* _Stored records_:
______________________________
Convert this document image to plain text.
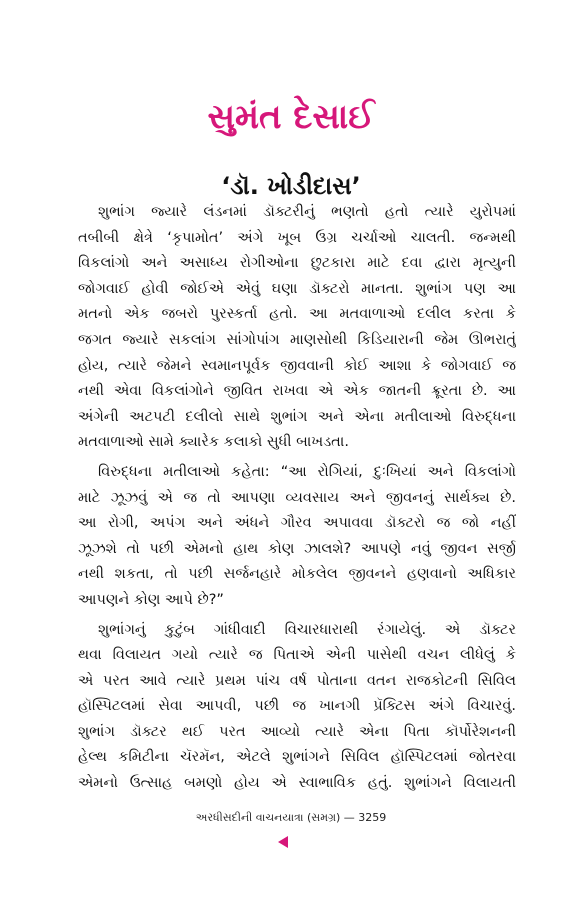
સુમંત દેસાઈ
‘ડૉ. ખોડીદાસ’

શુભાંગ જ્યારે લંડનમાં ડૉક્ટરીનું ભણતો હતો ત્યારે યુરોપમાં
તબીબી ક્ષેત્રે ‘કૃપામોત’ અંગે ખૂબ ઉગ્ર ચર્ચાઓ ચાલતી. જન્મથી
વિકલાંગો અને અસાધ્ય રોગીઓના છુટકારા માટે દવા દ્વારા મૃત્યુની
જોગવાઈ હોવી જોઈએ એવું ઘણા ડૉક્ટરો માનતા. શુભાંગ પણ આ
મતનો એક જબરો પુરસ્કર્તા હતો. આ મતવાળાઓ દલીલ કરતા કે
જગત જ્યારે સકલાંગ સાંગોપાંગ માણસોથી કિડિયારાની જેમ ઊભરાતું
હોય, ત્યારે જેમને સ્વમાનપૂર્વક જીવવાની કોઈ આશા કે જોગવાઈ જ
નથી એવા વિકલાંગોને જીવિત રાખવા એ એક જાતની ક્રૂરતા છે. આ
અંગેની અટપટી દલીલો સાથે શુભાંગ અને એના મતીલાઓ વિરુદ્ધના
મતવાળાઓ સામે ક્યારેક કલાકો સુધી બાખડતા.

વિરુદ્ધના મતીલાઓ કહેતા: “આ રોગિયાં, દુઃખિયાં અને વિકલાંગો
માટે ઝૂઝવું એ જ તો આપણા વ્યવસાય અને જીવનનું સાર્થક્ય છે.
આ રોગી, અપંગ અને અંધને ગૌરવ અપાવવા ડૉક્ટરો જ જો નહીં
ઝૂઝશે તો પછી એમનો હાથ કોણ ઝાલશે? આપણે નવું જીવન સર્જી
નથી શકતા, તો પછી સર્જનહારે મોકલેલ જીવનને હણવાનો અધિકાર
આપણને કોણ આપે છે?”

શુભાંગનું કુટુંબ ગાંધીવાદી વિચારધારાથી રંગાયેલું. એ ડૉક્ટર
થવા વિલાયત ગયો ત્યારે જ પિતાએ એની પાસેથી વચન લીધેલું કે
એ પરત આવે ત્યારે પ્રથમ પાંચ વર્ષ પોતાના વતન રાજકોટની સિવિલ
હૉસ્પિટલમાં સેવા આપવી, પછી જ ખાનગી પ્રૅક્ટિસ અંગે વિચારવું.
શુભાંગ ડૉક્ટર થઈ પરત આવ્યો ત્યારે એના પિતા કૉર્પોરેશનની
હેલ્થ કમિટીના ચૅરમૅન, એટલે શુભાંગને સિવિલ હૉસ્પિટલમાં જોતરવા
એમનો ઉત્સાહ બમણો હોય એ સ્વાભાવિક હતું. શુભાંગને વિલાયતી

અરધીસદીની વાચનયાત્રા (સમગ્ર) — 3259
______________________________
Above are records to transcribe exactly; leave their pictures out.

Convert this document image to plain text.
સુમંત દેસાઈ
‘ડૉ. ખોડીદાસ’

શુભાંગ જ્યારે લંડનમાં ડૉક્ટરીનું ભણતો હતો ત્યારે યુરોપમાં
તબીબી ક્ષેત્રે ‘કૃપામોત’ અંગે ખૂબ ઉગ્ર ચર્ચાઓ ચાલતી. જન્મથી
વિકલાંગો અને અસાધ્ય રોગીઓના છુટકારા માટે દવા દ્વારા મૃત્યુની
જોગવાઈ હોવી જોઈએ એવું ઘણા ડૉક્ટરો માનતા. શુભાંગ પણ આ
મતનો એક જબરો પુરસ્કર્તા હતો. આ મતવાળાઓ દલીલ કરતા કે
જગત જ્યારે સકલાંગ સાંગોપાંગ માણસોથી કિડિયારાની જેમ ઊભરાતું
હોય, ત્યારે જેમને સ્વમાનપૂર્વક જીવવાની કોઈ આશા કે જોગવાઈ જ
નથી એવા વિકલાંગોને જીવિત રાખવા એ એક જાતની ક્રૂરતા છે. આ
અંગેની અટપટી દલીલો સાથે શુભાંગ અને એના મતીલાઓ વિરુદ્ધના
મતવાળાઓ સામે ક્યારેક કલાકો સુધી બાખડતા.

વિરુદ્ધના મતીલાઓ કહેતા: “આ રોગિયાં, દુઃખિયાં અને વિકલાંગો
માટે ઝૂઝવું એ જ તો આપણા વ્યવસાય અને જીવનનું સાર્થક્ય છે.
આ રોગી, અપંગ અને અંધને ગૌરવ અપાવવા ડૉક્ટરો જ જો નહીં
ઝૂઝશે તો પછી એમનો હાથ કોણ ઝાલશે? આપણે નવું જીવન સર્જી
નથી શકતા, તો પછી સર્જનહારે મોકલેલ જીવનને હણવાનો અધિકાર
આપણને કોણ આપે છે?”

શુભાંગનું કુટુંબ ગાંધીવાદી વિચારધારાથી રંગાયેલું. એ ડૉક્ટર
થવા વિલાયત ગયો ત્યારે જ પિતાએ એની પાસેથી વચન લીધેલું કે
એ પરત આવે ત્યારે પ્રથમ પાંચ વર્ષ પોતાના વતન રાજકોટની સિવિલ
હૉસ્પિટલમાં સેવા આપવી, પછી જ ખાનગી પ્રૅક્ટિસ અંગે વિચારવું.
શુભાંગ ડૉક્ટર થઈ પરત આવ્યો ત્યારે એના પિતા કૉર્પોરેશનની
હેલ્થ કમિટીના ચૅરમૅન, એટલે શુભાંગને સિવિલ હૉસ્પિટલમાં જોતરવા
એમનો ઉત્સાહ બમણો હોય એ સ્વાભાવિક હતું. શુભાંગને વિલાયતી

અરધીસદીની વાચનયાત્રા (સમગ્ર) — 3259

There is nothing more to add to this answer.